> CHALLENGE:
Count the lines that hold the string "workspace". Reply with the number alone.

[BEGIN RECORDS TO PROCESS]

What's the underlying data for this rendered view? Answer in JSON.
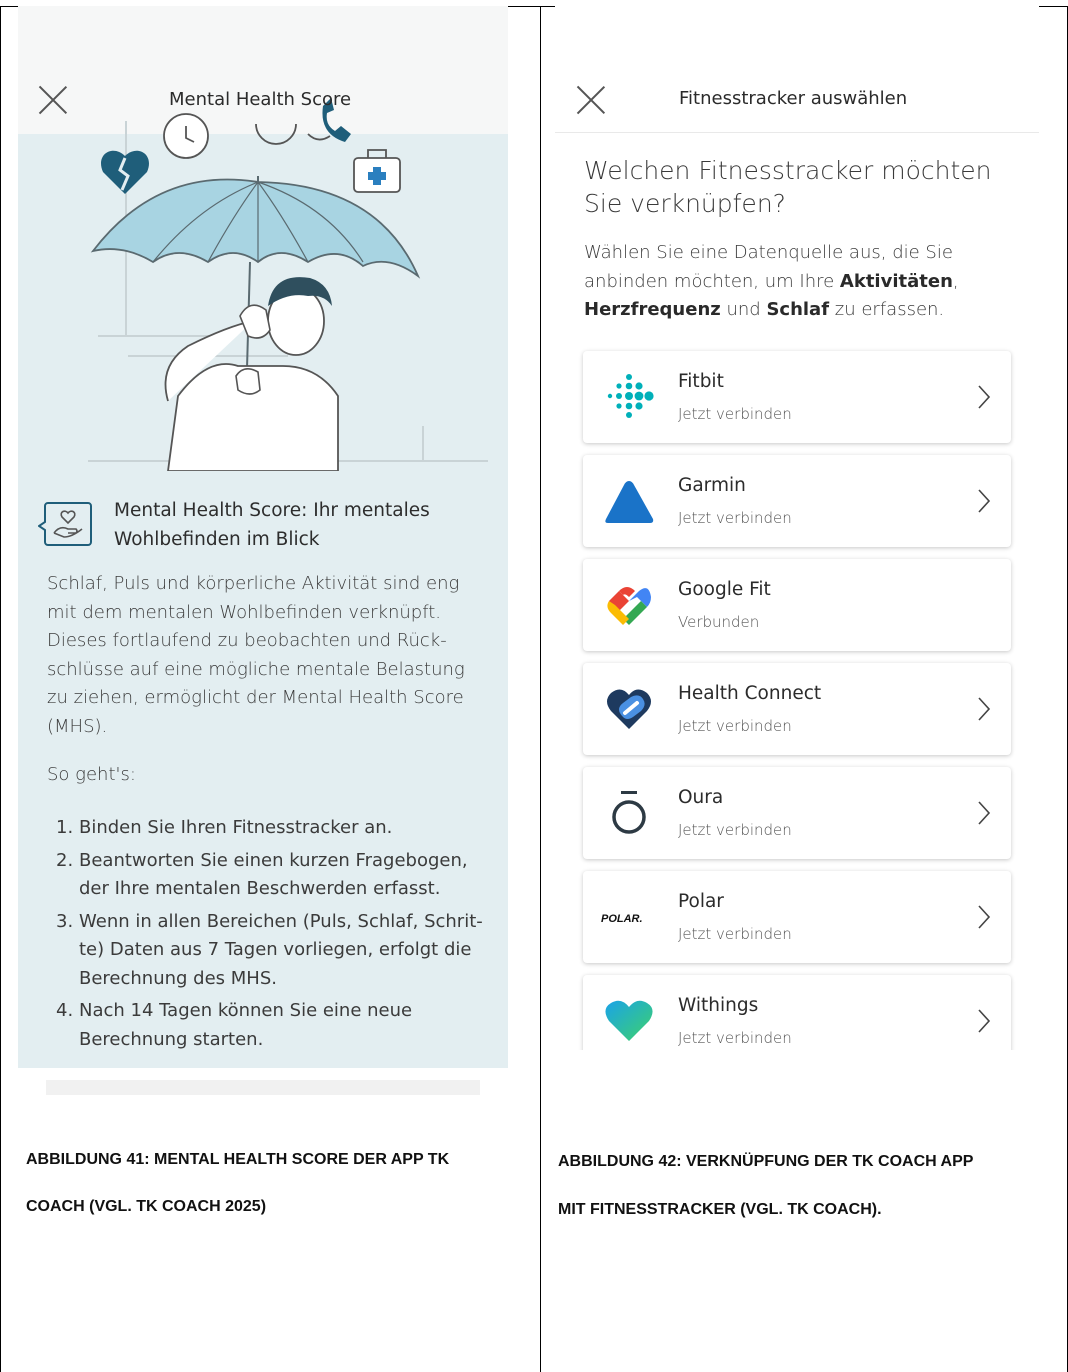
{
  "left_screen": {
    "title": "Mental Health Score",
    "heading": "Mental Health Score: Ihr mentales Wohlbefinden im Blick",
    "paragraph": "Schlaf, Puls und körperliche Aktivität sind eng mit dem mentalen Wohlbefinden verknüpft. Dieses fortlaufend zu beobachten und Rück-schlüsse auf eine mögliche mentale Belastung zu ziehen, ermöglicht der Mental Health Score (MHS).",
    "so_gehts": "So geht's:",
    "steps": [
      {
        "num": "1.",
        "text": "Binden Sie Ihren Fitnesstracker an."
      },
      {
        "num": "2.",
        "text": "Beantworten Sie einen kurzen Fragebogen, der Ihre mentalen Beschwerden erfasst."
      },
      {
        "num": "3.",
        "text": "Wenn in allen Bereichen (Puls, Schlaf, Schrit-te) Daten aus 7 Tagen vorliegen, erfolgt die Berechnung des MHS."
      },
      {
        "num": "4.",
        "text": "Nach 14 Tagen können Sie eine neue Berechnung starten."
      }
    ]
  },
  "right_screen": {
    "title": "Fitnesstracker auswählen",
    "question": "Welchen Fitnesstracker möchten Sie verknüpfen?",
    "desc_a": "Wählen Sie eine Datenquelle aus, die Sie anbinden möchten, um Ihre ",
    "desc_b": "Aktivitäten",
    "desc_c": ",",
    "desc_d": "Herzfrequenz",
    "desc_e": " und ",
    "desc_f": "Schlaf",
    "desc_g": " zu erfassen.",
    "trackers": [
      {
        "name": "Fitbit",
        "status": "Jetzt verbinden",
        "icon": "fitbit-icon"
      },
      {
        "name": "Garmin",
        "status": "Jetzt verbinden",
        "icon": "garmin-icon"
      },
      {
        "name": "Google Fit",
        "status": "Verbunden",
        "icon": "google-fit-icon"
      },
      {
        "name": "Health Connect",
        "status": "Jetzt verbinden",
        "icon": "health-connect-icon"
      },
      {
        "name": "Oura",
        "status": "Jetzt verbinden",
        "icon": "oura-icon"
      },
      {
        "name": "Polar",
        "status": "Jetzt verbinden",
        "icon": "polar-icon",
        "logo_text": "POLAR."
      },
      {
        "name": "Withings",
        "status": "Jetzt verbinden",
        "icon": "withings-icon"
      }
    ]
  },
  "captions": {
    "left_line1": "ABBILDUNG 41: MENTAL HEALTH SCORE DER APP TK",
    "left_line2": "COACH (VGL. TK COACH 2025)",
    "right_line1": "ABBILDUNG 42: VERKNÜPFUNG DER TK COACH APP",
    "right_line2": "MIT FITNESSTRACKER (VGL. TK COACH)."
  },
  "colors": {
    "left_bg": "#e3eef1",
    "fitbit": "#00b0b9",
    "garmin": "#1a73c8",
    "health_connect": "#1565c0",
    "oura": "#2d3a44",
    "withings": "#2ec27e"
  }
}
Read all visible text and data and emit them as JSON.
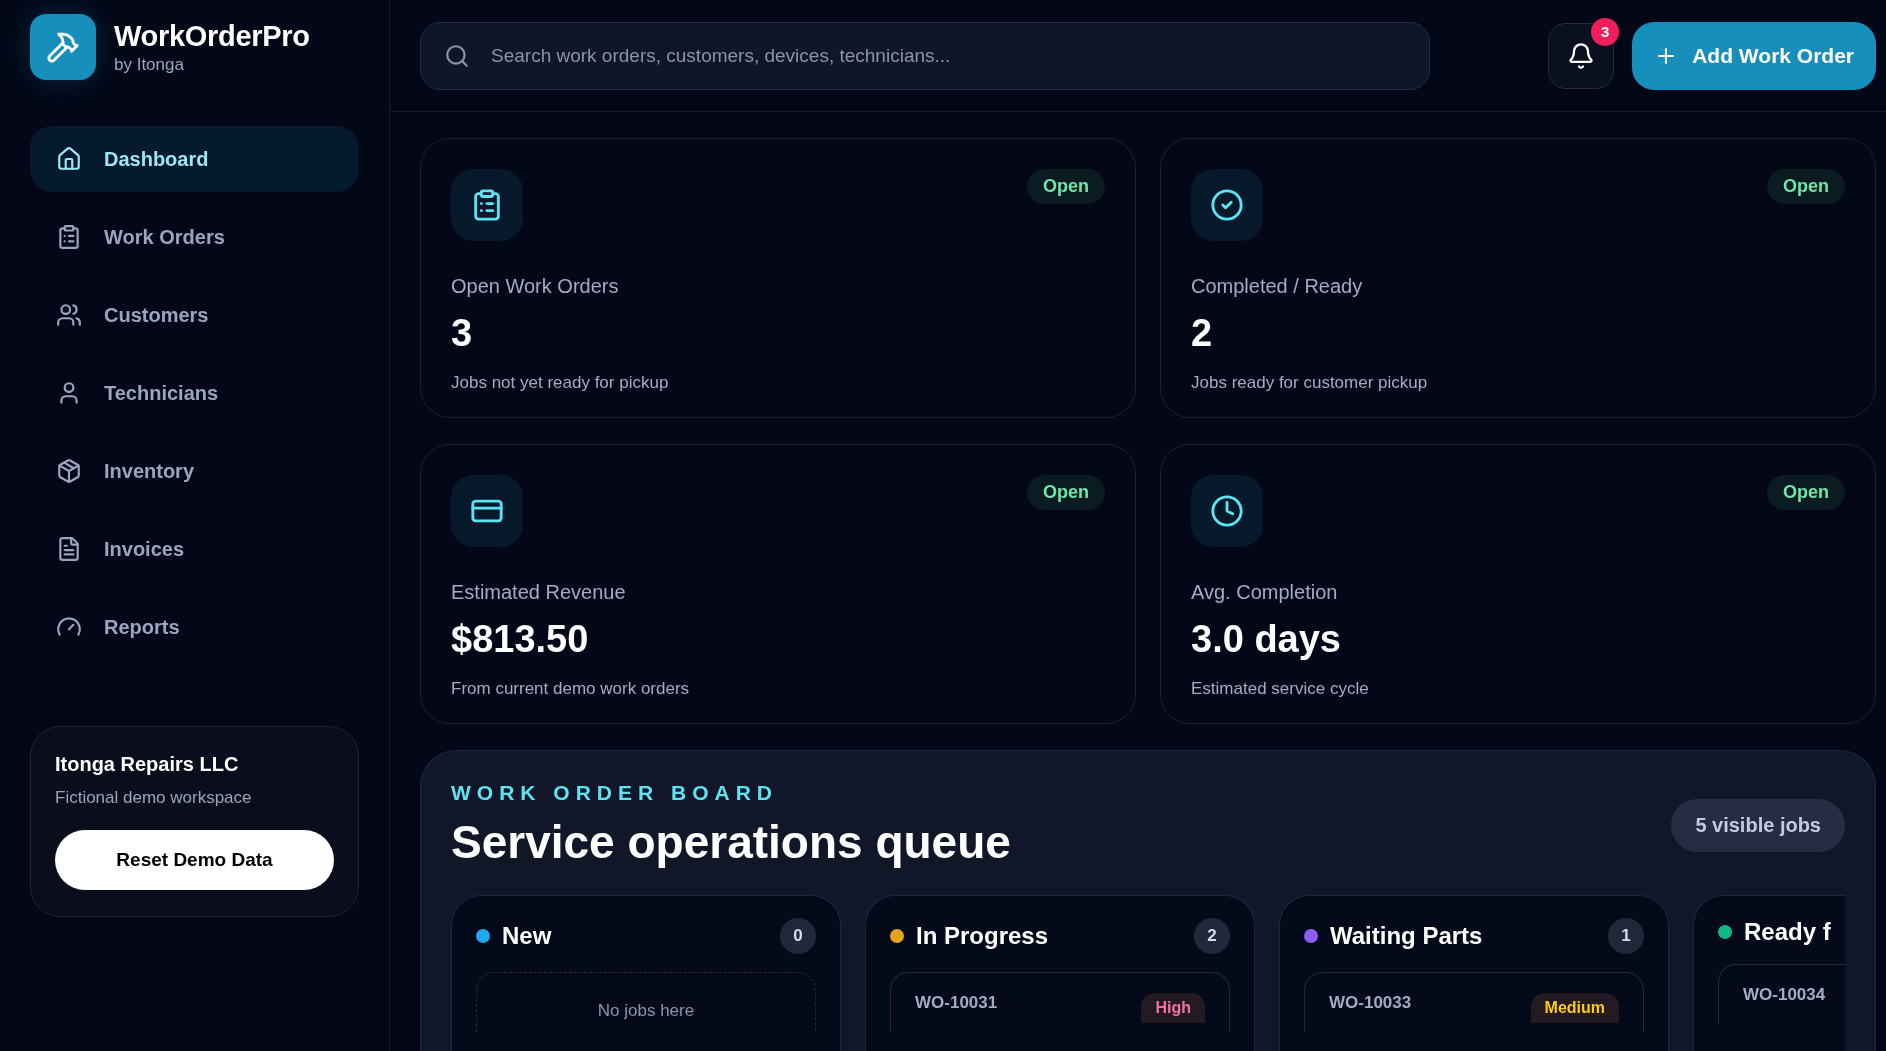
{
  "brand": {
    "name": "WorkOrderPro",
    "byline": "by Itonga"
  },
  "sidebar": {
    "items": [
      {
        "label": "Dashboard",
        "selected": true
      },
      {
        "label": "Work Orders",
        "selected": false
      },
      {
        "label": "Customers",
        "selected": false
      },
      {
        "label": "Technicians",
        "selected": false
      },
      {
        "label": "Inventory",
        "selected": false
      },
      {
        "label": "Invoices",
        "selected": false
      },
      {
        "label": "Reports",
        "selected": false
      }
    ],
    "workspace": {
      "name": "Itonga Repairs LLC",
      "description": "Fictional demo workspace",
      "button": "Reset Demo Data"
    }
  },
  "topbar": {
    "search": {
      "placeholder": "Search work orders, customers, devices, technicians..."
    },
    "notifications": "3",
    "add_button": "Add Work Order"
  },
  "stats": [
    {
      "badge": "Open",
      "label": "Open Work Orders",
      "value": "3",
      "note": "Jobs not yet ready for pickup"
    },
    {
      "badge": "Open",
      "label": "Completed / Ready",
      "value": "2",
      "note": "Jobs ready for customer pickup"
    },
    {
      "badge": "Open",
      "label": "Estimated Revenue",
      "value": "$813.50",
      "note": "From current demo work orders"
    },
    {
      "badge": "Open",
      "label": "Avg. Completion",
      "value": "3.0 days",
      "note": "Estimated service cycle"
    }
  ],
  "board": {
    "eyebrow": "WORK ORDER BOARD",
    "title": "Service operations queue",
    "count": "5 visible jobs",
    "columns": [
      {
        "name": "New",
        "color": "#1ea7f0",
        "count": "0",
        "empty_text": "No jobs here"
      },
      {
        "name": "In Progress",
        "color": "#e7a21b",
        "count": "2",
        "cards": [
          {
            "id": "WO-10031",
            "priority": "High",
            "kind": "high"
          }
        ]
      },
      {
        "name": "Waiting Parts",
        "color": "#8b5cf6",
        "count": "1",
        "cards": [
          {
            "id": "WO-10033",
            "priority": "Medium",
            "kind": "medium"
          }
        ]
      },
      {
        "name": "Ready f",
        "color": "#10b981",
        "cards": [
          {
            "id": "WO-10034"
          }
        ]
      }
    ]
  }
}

[END RECORDS TO PROCESS]
[BEGIN RECORDS TO PROCESS]

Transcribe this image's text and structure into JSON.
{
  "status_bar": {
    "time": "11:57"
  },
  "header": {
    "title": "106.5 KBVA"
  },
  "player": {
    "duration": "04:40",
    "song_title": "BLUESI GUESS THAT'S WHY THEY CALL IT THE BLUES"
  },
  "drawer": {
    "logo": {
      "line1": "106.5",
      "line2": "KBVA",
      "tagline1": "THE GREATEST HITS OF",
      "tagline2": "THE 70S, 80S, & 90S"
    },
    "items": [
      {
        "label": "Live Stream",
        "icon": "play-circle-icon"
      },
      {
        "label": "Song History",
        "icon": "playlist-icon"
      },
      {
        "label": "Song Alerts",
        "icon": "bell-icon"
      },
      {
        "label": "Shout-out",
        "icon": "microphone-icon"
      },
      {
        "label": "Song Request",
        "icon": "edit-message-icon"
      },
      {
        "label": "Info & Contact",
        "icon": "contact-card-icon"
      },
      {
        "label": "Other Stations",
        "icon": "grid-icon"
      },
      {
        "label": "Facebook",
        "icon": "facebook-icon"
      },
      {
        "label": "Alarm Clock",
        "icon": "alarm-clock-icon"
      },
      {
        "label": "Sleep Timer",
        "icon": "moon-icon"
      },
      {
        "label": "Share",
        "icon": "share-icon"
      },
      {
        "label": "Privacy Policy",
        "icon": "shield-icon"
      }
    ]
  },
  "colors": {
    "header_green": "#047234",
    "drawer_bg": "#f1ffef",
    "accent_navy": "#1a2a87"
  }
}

[END RECORDS TO PROCESS]

> WORKED SOLUTION:
2